**GIVEN PROBLEM:** Where a line holds "视觉传达设计", copy it.

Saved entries
[Start]

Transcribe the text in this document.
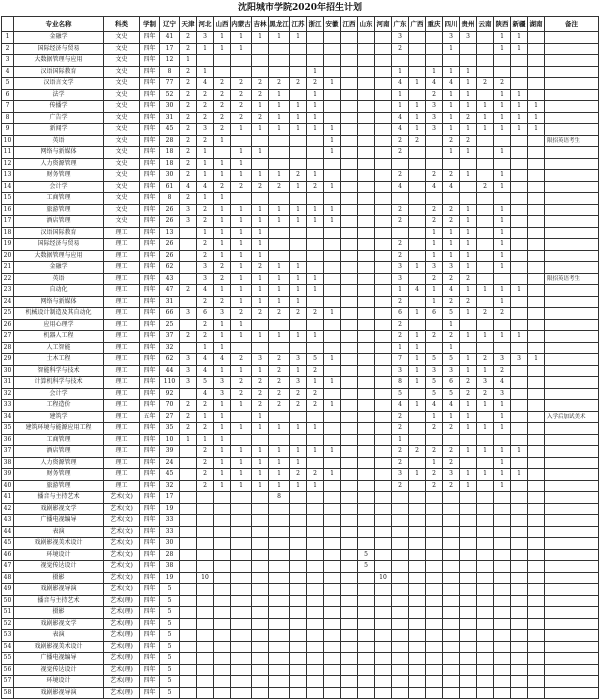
沈阳城市学院2020年招生计划
	专业名称	科类	学制	辽宁	天津	河北	山西	内蒙古	吉林	黑龙江	江苏	浙江	安徽	江西	山东	河南	广东	广西	重庆	四川	贵州	云南	陕西	新疆	湖南	备注
1	金融学	文史	四年	41	2	3	1	1	1	1	1						3			3	3		1	1		
2	国际经济与贸易	文史	四年	17	2	1	1	1									2			1			1	1		
3	大数据管理与应用	文史	四年	12	1																					
4	汉语国际教育	文史	四年	8	2	1						1					1		1	1	1					
5	汉语言文学	文史	四年	77	2	4	2	2	2	2	2	2	1				4	1	4	4	1	2	2			
6	法学	文史	四年	52	2	2	2	2	2	1		1					1		2	1	1		1	1		
7	传播学	文史	四年	30	2	2	2	2	1	1	1	1					1	1	3	1	1	1	1	1	1	
8	广告学	文史	四年	31	2	2	2	2	2	1	1	1					4	1	3	1	2	1	1	1	1	
9	新闻学	文史	四年	45	2	3	2	1	1	1	1	1	1				4	1	3	1	1	1	1	1	1	
10	英语	文史	四年	28	2	2	1						1				2	2		2	2					限招英语考生
11	网络与新媒体	文史	四年	18	2	1		1	1				1				2			1	1		1			
12	人力资源管理	文史	四年	18	2	1	1	1																		
13	财务管理	文史	四年	30	2	1	1	1	1	1	2	1					2		2	2	1		1			
14	会计学	文史	四年	61	4	4	2	2	2	2	1	2	1				4		4	4		2	1			
15	工商管理	文史	四年	8	2	1	1																			
16	旅游管理	文史	四年	26	3	2	1	1	1	1	1	1	1				2		2	2	1		1			
17	酒店管理	文史	四年	26	3	2	1	1	1	1	1	1	1				2		2	2	1		1			
18	汉语国际教育	理工	四年	13		1	1	1	1										1	1	1		1			
19	国际经济与贸易	理工	四年	26		2	1	1	1								2		1	1	1		1			
20	大数据管理与应用	理工	四年	26		2	1	1	1								2		1	1	1		1			
21	金融学	理工	四年	62		3	2	1	2	1	1						3	1	3	3	1		1			
22	英语	理工	四年	43		3	2	1	1	1	1	1					3		2	2	2					限招英语考生
23	自动化	理工	四年	47	2	4	1	1	1	1	1	1					1	4	1	4	1	1	1	1		
24	网络与新媒体	理工	四年	31		2	2	1	1	1	1						2		1	2	2		1			
25	机械设计制造及其自动化	理工	四年	66	3	6	3	2	2	2	2	2	1				6	1	6	5	1	2	2			
26	应用心理学	理工	四年	25		2	1	1									2			1						
27	机器人工程	理工	四年	37	2	2	1	1	1	1	1	1					2	1	2	2	1	1	1	1		
28	人工智能	理工	四年	32		1	1										1	1		1						
29	土木工程	理工	四年	62	3	4	4	2	3	2	3	5	1				7	1	5	5	1	2	3	3	1	
30	智能科学与技术	理工	四年	44	3	4	1	1	1	2	1	2					3	1	3	3	1	1	2			
31	计算机科学与技术	理工	四年	110	3	5	3	2	2	2	3	1	1				8	1	5	6	2	3	4			
32	会计学	理工	四年	92		4	3	2	2	2	2	2					5		5	5	2	2	3			
33	工程造价	理工	四年	70	2	2	1	1	2	2	2	2	1				4	1	4	4	1	1	1			
34	建筑学	理工	五年	27	2	1	1		1								2		1	1	1		1			入学后加试美术
35	建筑环境与能源应用工程	理工	四年	35	2	2	1	1	1	1	1	1					2		2	2	1	1	1			
36	工商管理	理工	四年	10	1	1	1										1									
37	酒店管理	理工	四年	39		2	1	1	1	1	1	1	1				2	2	2	2	1	1	1	1		
38	人力资源管理	理工	四年	24		2	1	1	1	1	1						2		1	2			1			
39	财务管理	理工	四年	45		2	1	1	1	1	2	2	1				3	1	2	3	1	1	1	1		
40	旅游管理	理工	四年	32		2	1	1	1	1	1	1					2		2	2	1		1			
41	播音与主持艺术	艺术(文)	四年	17						8																
42	戏剧影视文学	艺术(文)	四年	19																						
43	广播电视编导	艺术(文)	四年	33																						
44	表演	艺术(文)	四年	33																						
45	戏剧影视美术设计	艺术(文)	四年	30																						
46	环境设计	艺术(文)	四年	28											5											
47	视觉传达设计	艺术(文)	四年	38											5											
48	摄影	艺术(文)	四年	19		10										10										
49	戏剧影视导演	艺术(文)	四年	5																						
50	播音与主持艺术	艺术(理)	四年	5																						
51	摄影	艺术(理)	四年	5																						
52	戏剧影视文学	艺术(理)	四年	5																						
53	表演	艺术(理)	四年	5																						
54	戏剧影视美术设计	艺术(理)	四年	5																						
55	广播电视编导	艺术(理)	四年	5																						
56	视觉传达设计	艺术(理)	四年	5																						
57	环境设计	艺术(理)	四年	5																						
58	戏剧影视导演	艺术(理)	四年	5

[End]

**FULL RESPONSE:**
47	视觉传达设计	艺术(文)	四年	38											5											
56	视觉传达设计	艺术(理)	四年	5																						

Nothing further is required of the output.